Below are records; count the lines that contain "毛泽东与" and give only the total.

(Stored records)
begin

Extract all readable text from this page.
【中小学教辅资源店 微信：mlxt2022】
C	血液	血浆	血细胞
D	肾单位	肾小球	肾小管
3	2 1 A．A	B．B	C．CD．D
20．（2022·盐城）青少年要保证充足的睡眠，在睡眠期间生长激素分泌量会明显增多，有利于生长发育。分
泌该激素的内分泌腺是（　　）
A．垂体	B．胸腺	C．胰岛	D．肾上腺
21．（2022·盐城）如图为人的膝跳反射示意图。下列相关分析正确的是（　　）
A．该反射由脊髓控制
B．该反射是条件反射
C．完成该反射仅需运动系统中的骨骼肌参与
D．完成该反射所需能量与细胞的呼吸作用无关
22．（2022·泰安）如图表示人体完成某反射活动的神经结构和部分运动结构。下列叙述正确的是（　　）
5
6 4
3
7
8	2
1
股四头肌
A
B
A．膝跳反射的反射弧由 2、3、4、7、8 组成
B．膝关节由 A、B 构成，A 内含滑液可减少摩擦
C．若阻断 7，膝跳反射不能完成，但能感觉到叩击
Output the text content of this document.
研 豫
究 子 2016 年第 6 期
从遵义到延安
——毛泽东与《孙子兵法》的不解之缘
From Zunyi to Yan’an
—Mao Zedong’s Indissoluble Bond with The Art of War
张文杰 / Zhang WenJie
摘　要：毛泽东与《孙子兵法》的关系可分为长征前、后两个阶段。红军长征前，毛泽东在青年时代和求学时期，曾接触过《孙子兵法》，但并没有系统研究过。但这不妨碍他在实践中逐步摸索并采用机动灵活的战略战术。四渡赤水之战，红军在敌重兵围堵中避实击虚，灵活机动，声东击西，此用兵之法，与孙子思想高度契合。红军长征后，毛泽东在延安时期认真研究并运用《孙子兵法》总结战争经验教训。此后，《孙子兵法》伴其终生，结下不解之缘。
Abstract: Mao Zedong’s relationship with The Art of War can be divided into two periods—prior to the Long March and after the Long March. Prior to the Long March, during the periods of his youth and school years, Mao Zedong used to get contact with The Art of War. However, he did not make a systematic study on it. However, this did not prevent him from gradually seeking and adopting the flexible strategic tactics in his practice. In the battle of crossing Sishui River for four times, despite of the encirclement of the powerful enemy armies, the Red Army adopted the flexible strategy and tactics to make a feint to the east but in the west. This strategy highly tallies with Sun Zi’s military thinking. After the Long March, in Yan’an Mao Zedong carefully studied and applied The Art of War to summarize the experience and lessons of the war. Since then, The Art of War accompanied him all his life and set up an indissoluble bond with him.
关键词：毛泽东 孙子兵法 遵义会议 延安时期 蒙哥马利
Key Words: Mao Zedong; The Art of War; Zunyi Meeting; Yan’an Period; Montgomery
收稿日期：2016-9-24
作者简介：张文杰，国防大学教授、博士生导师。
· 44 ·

end

=== Finished answer ===
2